EXTRAIT DE PAGE:
※

UNION REGIONALE DES MEDECINS LIBERAUX DE LA REUNION
Maladies du cœur et AVC
au premier rang des causes de décès dans le monde

Mai 2008

« A l’échelle mondiale, les cardiopathies et les accidents vasculaires cérébraux (AVC) sont désormais les principales causes de décès », souligne l’OMS dans son recueil de Statistiques sanitaires mondiales 2008. Publié récemment, cet ouvrage de référence compile les indicateurs de santé des 193 Etats-Membres de l’Organisation.

« Les grandes maladies infectieuses (diarrhées, VIH, tuberculose, infections néonatales et paludisme) deviendront des causes moins importantes de mortalité au cours des 20 prochaines années », explique l’Organisation.

Dans Le Figaro, le journaliste Jean-Michel Bader note que selon les Statistiques sanitaires mondiales 2008 publiées par l'OMS, « les maladies chroniques, attaques cérébrales et maladies cardiaques prennent progressivement le pas sur les maladies infectieuses ».

※

Entrées de données enregistrées:

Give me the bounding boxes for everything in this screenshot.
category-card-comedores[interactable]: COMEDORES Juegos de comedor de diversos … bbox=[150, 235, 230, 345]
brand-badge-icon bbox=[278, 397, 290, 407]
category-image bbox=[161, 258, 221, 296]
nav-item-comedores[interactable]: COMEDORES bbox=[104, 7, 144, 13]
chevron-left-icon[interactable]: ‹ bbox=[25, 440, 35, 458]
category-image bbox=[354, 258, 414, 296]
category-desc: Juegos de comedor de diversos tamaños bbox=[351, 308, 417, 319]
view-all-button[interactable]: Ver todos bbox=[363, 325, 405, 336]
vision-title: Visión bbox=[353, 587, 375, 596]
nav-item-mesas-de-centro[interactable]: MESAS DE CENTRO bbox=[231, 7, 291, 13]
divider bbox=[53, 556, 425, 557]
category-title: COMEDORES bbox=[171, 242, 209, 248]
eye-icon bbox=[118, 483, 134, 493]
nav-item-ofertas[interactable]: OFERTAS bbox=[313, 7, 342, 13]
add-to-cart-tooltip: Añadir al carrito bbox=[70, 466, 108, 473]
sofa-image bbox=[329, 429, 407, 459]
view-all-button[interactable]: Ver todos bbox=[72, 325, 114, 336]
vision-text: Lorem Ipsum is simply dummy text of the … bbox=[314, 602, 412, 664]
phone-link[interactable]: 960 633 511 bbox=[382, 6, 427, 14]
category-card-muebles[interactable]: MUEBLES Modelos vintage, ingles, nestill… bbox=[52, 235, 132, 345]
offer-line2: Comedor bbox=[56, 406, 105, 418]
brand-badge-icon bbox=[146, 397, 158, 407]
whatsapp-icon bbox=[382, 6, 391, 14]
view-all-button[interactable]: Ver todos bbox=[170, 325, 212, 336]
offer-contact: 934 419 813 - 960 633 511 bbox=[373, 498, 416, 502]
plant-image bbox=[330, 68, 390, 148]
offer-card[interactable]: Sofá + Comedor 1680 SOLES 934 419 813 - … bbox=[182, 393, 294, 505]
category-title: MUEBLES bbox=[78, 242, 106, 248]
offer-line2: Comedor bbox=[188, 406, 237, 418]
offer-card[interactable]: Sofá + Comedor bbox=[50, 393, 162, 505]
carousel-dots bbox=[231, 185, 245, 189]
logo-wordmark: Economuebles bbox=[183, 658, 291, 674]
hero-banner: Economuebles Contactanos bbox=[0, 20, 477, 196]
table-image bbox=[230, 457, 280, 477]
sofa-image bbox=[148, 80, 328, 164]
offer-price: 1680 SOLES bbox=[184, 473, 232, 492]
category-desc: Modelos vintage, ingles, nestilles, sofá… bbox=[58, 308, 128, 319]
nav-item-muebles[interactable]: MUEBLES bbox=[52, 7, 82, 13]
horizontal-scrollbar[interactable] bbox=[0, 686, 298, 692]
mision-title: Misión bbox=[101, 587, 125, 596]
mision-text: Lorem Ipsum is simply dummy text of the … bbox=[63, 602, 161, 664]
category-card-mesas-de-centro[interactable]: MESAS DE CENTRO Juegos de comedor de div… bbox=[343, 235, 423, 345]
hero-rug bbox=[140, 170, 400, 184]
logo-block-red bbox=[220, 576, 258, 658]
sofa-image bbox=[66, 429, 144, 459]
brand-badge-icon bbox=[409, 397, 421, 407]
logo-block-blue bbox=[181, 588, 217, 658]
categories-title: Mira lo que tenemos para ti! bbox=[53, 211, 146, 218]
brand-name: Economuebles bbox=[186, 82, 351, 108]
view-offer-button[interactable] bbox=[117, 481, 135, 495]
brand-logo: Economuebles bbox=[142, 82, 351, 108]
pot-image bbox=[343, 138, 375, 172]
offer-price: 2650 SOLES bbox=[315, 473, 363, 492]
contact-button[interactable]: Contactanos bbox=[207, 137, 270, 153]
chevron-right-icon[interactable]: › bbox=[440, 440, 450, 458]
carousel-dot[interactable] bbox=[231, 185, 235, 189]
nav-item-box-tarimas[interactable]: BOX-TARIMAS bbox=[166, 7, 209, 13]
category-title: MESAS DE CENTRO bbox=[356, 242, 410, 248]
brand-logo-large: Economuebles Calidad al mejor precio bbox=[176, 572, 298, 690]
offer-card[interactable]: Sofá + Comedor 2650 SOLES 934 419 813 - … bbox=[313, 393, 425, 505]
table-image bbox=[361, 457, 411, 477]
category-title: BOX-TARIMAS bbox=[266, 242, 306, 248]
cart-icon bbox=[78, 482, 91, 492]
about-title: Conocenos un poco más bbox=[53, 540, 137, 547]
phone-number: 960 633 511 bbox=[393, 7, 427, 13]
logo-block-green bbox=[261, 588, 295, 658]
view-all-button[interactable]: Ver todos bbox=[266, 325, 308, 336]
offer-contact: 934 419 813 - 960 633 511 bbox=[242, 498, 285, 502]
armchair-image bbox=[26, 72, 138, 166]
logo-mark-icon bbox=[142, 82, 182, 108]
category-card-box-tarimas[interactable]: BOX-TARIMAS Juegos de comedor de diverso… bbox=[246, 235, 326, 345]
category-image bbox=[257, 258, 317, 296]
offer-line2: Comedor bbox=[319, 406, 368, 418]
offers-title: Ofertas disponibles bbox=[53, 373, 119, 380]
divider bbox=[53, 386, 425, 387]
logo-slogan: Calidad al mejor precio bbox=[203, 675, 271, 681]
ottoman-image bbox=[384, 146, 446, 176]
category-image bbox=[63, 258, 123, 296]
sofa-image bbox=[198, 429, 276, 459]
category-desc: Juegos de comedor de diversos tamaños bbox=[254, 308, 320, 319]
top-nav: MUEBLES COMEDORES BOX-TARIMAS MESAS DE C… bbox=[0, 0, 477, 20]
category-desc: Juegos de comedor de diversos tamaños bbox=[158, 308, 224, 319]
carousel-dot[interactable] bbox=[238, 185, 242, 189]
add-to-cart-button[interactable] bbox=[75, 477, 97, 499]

※

OBJECTIF:
Répondez à ces questions sur l'extrait consacré aux maladies du cœur et aux AVC :
1. Combien d'États-Membres de l'OMS sont couverts par les indicateurs de santé du recueil ?
2. Au cours de combien d'années les grandes maladies infectieuses deviendront-elles des causes moins importantes de mortalité, selon l'Organisation ?
3. Dans quel journal écrit Jean-Michel Bader ?

RÉPONSE ATTENDUE:
1. 193 États-Membres.
2. Au cours des 20 prochaines années.
3. Dans Le Figaro.